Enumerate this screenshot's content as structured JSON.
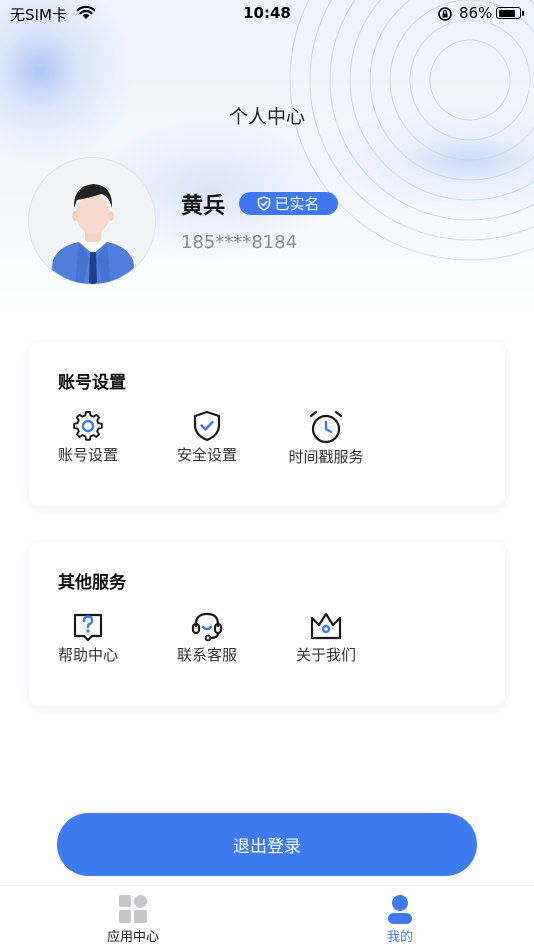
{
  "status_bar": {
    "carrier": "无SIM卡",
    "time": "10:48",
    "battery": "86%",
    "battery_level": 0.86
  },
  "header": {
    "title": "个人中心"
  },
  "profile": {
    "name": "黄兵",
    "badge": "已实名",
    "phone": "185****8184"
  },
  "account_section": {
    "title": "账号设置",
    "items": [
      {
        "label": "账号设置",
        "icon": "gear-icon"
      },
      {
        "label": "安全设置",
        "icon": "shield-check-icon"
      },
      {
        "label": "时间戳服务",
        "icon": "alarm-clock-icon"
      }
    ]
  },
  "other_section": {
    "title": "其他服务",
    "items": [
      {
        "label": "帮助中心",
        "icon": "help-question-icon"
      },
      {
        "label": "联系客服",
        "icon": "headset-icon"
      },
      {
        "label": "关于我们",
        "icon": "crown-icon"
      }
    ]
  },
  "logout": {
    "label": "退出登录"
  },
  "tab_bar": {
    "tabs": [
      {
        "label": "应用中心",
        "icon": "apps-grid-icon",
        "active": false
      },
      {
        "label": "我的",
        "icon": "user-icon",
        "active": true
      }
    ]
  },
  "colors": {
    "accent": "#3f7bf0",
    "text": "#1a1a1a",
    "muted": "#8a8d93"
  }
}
----------------
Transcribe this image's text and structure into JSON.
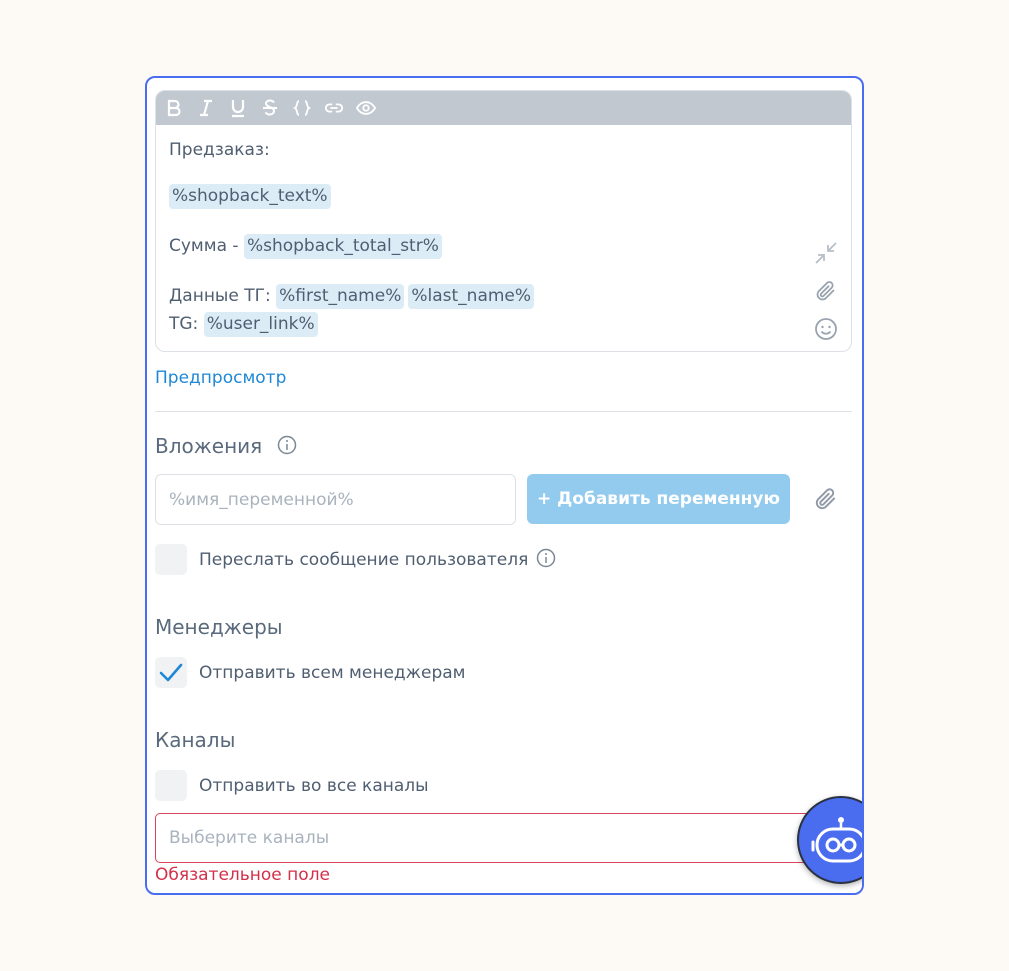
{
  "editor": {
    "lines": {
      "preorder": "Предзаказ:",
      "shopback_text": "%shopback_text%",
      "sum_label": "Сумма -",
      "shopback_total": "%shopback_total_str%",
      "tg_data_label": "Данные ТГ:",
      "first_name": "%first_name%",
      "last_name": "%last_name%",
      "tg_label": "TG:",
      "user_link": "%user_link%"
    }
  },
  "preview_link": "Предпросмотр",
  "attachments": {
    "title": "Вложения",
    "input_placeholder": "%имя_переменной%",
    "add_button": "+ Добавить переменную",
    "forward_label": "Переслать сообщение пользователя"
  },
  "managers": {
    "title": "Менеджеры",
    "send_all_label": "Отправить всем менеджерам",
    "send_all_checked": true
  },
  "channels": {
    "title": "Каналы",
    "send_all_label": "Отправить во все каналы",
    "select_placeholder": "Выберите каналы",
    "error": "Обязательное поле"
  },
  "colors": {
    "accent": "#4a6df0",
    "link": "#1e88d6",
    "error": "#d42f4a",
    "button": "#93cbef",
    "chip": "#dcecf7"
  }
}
----------------
■ **What is required**:
Report how many lines in the listing include the word "JSON". Give nothing but the count.

■ **Written solution**:
2